*AVAILABLE DATA*
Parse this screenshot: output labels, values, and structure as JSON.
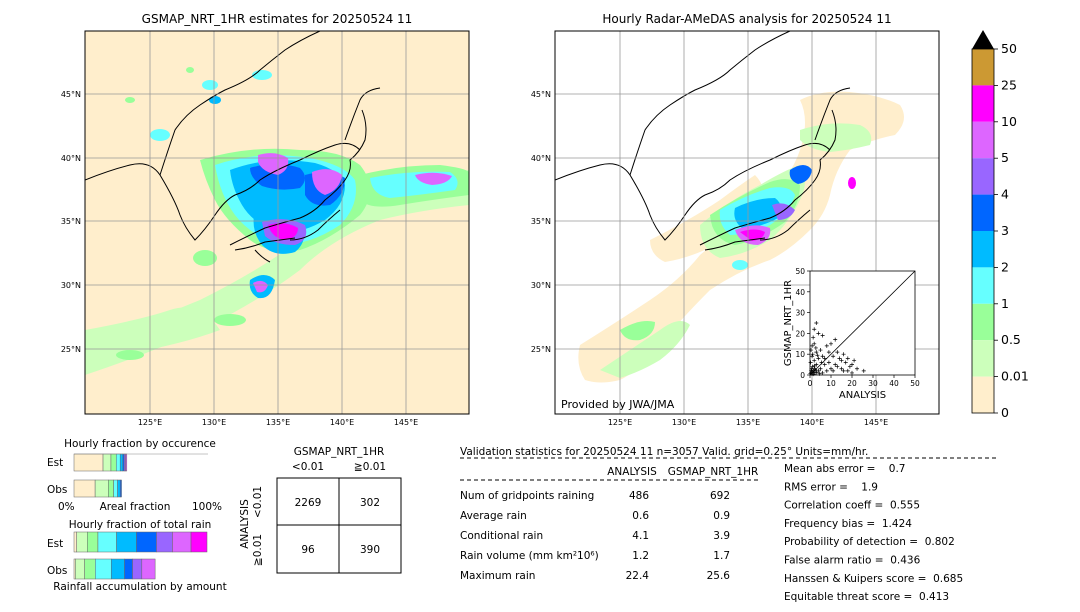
{
  "maps": {
    "left_title": "GSMAP_NRT_1HR estimates for 20250524 11",
    "right_title": "Hourly Radar-AMeDAS analysis for 20250524 11",
    "provider": "Provided by JWA/JMA",
    "lat_labels": [
      "45°N",
      "40°N",
      "35°N",
      "30°N",
      "25°N"
    ],
    "lon_labels": [
      "125°E",
      "130°E",
      "135°E",
      "140°E",
      "145°E"
    ]
  },
  "colorbar": {
    "labels": [
      "50",
      "25",
      "10",
      "5",
      "4",
      "3",
      "2",
      "1",
      "0.5",
      "0.01",
      "0"
    ],
    "colors": [
      "#cc9933",
      "#ff00ff",
      "#dd66ff",
      "#9966ff",
      "#0066ff",
      "#00bbff",
      "#66ffff",
      "#99ff99",
      "#ccffbb",
      "#ffeecc"
    ],
    "extend_color": "#000000"
  },
  "fraction_occurrence": {
    "title": "Hourly fraction by occurence",
    "rows": [
      "Est",
      "Obs"
    ],
    "axis_labels": [
      "0%",
      "Areal fraction",
      "100%"
    ]
  },
  "fraction_total": {
    "title": "Hourly fraction of total rain",
    "rows": [
      "Est",
      "Obs"
    ],
    "footer": "Rainfall accumulation by amount"
  },
  "contingency": {
    "title": "GSMAP_NRT_1HR",
    "col_labels": [
      "<0.01",
      "≧0.01"
    ],
    "row_axis": "ANALYSIS",
    "row_labels": [
      "<0.01",
      "≧0.01"
    ],
    "cells": [
      [
        "2269",
        "302"
      ],
      [
        "96",
        "390"
      ]
    ]
  },
  "validation": {
    "header": "Validation statistics for 20250524 11  n=3057 Valid. grid=0.25° Units=mm/hr.",
    "col_analysis": "ANALYSIS",
    "col_gsmap": "GSMAP_NRT_1HR",
    "rows": [
      {
        "label": "Num of gridpoints raining",
        "analysis": "486",
        "gsmap": "692"
      },
      {
        "label": "Average rain",
        "analysis": "0.6",
        "gsmap": "0.9"
      },
      {
        "label": "Conditional rain",
        "analysis": "4.1",
        "gsmap": "3.9"
      },
      {
        "label": "Rain volume (mm km²10⁶)",
        "analysis": "1.2",
        "gsmap": "1.7"
      },
      {
        "label": "Maximum rain",
        "analysis": "22.4",
        "gsmap": "25.6"
      }
    ],
    "scores": [
      "Mean abs error =    0.7",
      "RMS error =    1.9",
      "Correlation coeff =  0.555",
      "Frequency bias =  1.424",
      "Probability of detection =  0.802",
      "False alarm ratio =  0.436",
      "Hanssen & Kuipers score =  0.685",
      "Equitable threat score =  0.413"
    ]
  },
  "chart_data": [
    {
      "type": "scatter",
      "xlabel": "ANALYSIS",
      "ylabel": "GSMAP_NRT_1HR",
      "xlim": [
        0,
        50
      ],
      "ylim": [
        0,
        50
      ],
      "xticks": [
        "0",
        "10",
        "20",
        "30",
        "40",
        "50"
      ],
      "yticks": [
        "0",
        "10",
        "20",
        "30",
        "40",
        "50"
      ],
      "points": [
        [
          0.5,
          1
        ],
        [
          1,
          0.5
        ],
        [
          1.5,
          2
        ],
        [
          2,
          1
        ],
        [
          0.8,
          3
        ],
        [
          2.5,
          2.5
        ],
        [
          3,
          1.2
        ],
        [
          1.2,
          4
        ],
        [
          0.3,
          6
        ],
        [
          4,
          2
        ],
        [
          2,
          7
        ],
        [
          5,
          3
        ],
        [
          1,
          9
        ],
        [
          3,
          5
        ],
        [
          6,
          1
        ],
        [
          0.5,
          12
        ],
        [
          2,
          15
        ],
        [
          3,
          11
        ],
        [
          4,
          8
        ],
        [
          1.5,
          18
        ],
        [
          2,
          22
        ],
        [
          3,
          25
        ],
        [
          1,
          14
        ],
        [
          5,
          12
        ],
        [
          6,
          9
        ],
        [
          7,
          5
        ],
        [
          8,
          14
        ],
        [
          9,
          6
        ],
        [
          10,
          3
        ],
        [
          11,
          9
        ],
        [
          12,
          5
        ],
        [
          13,
          11
        ],
        [
          14,
          8
        ],
        [
          15,
          3
        ],
        [
          16,
          10
        ],
        [
          17,
          6
        ],
        [
          18,
          2
        ],
        [
          19,
          4
        ],
        [
          20,
          1
        ],
        [
          21,
          7
        ],
        [
          22.4,
          3
        ],
        [
          8,
          2
        ],
        [
          9,
          11
        ],
        [
          12,
          17
        ],
        [
          4,
          20
        ],
        [
          2,
          3
        ],
        [
          3,
          2
        ],
        [
          1,
          1.5
        ],
        [
          0.2,
          0.8
        ],
        [
          1.8,
          0.4
        ],
        [
          0.6,
          2.2
        ],
        [
          2.2,
          4.4
        ],
        [
          5.5,
          6
        ],
        [
          7,
          8
        ],
        [
          4.5,
          0.6
        ],
        [
          3.5,
          9.5
        ],
        [
          10,
          15
        ],
        [
          6,
          19
        ],
        [
          2.8,
          13
        ],
        [
          1.3,
          10
        ],
        [
          11,
          2
        ],
        [
          13,
          4
        ],
        [
          15,
          7
        ],
        [
          16,
          2
        ],
        [
          18,
          8
        ],
        [
          20,
          5
        ],
        [
          25.6,
          2
        ]
      ],
      "diagonal": true
    },
    {
      "type": "bar",
      "title": "Hourly fraction by occurence",
      "series": [
        {
          "name": "Est",
          "values": [
            0.22,
            0.06,
            0.04,
            0.03,
            0.02,
            0.01,
            0.01,
            0.01,
            0.0
          ],
          "colors": [
            "#ffeecc",
            "#ccffbb",
            "#99ff99",
            "#66ffff",
            "#00bbff",
            "#0066ff",
            "#9966ff",
            "#dd66ff",
            "#ff00ff"
          ]
        },
        {
          "name": "Obs",
          "values": [
            0.16,
            0.1,
            0.04,
            0.03,
            0.02,
            0.01,
            0.0,
            0.0,
            0.0
          ],
          "colors": [
            "#ffeecc",
            "#ccffbb",
            "#99ff99",
            "#66ffff",
            "#00bbff",
            "#0066ff",
            "#9966ff",
            "#dd66ff",
            "#ff00ff"
          ]
        }
      ]
    },
    {
      "type": "bar",
      "title": "Hourly fraction of total rain",
      "series": [
        {
          "name": "Est",
          "values": [
            0.02,
            0.08,
            0.08,
            0.14,
            0.15,
            0.15,
            0.12,
            0.14,
            0.12
          ],
          "colors": [
            "#ffeecc",
            "#ccffbb",
            "#99ff99",
            "#66ffff",
            "#00bbff",
            "#0066ff",
            "#9966ff",
            "#dd66ff",
            "#ff00ff"
          ]
        },
        {
          "name": "Obs",
          "values": [
            0.01,
            0.07,
            0.08,
            0.12,
            0.1,
            0.06,
            0.07,
            0.1,
            0.0
          ],
          "colors": [
            "#ffeecc",
            "#ccffbb",
            "#99ff99",
            "#66ffff",
            "#00bbff",
            "#0066ff",
            "#9966ff",
            "#dd66ff",
            "#ff00ff"
          ]
        }
      ]
    }
  ]
}
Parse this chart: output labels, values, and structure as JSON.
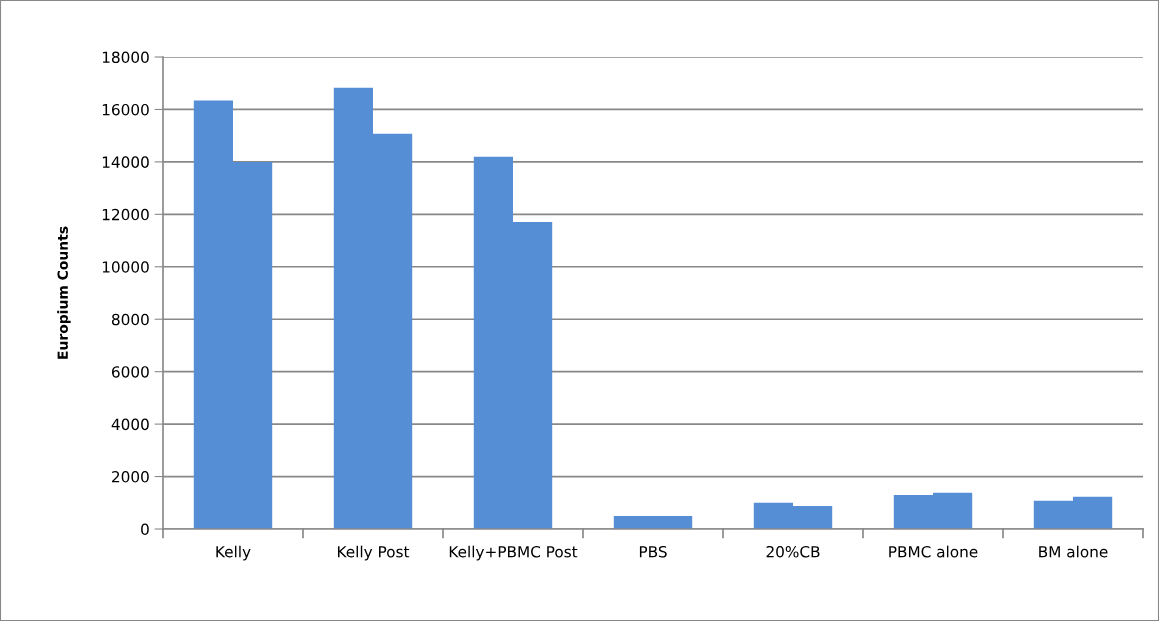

*TASK REQUIREMENTS*
Read through the data and copy every line where "this" shows up.

*RIGHT ANSWER*
Parse this screenshot: output labels, values, and structure as JSON.
Parse this chart: output labels, values, and structure as JSON.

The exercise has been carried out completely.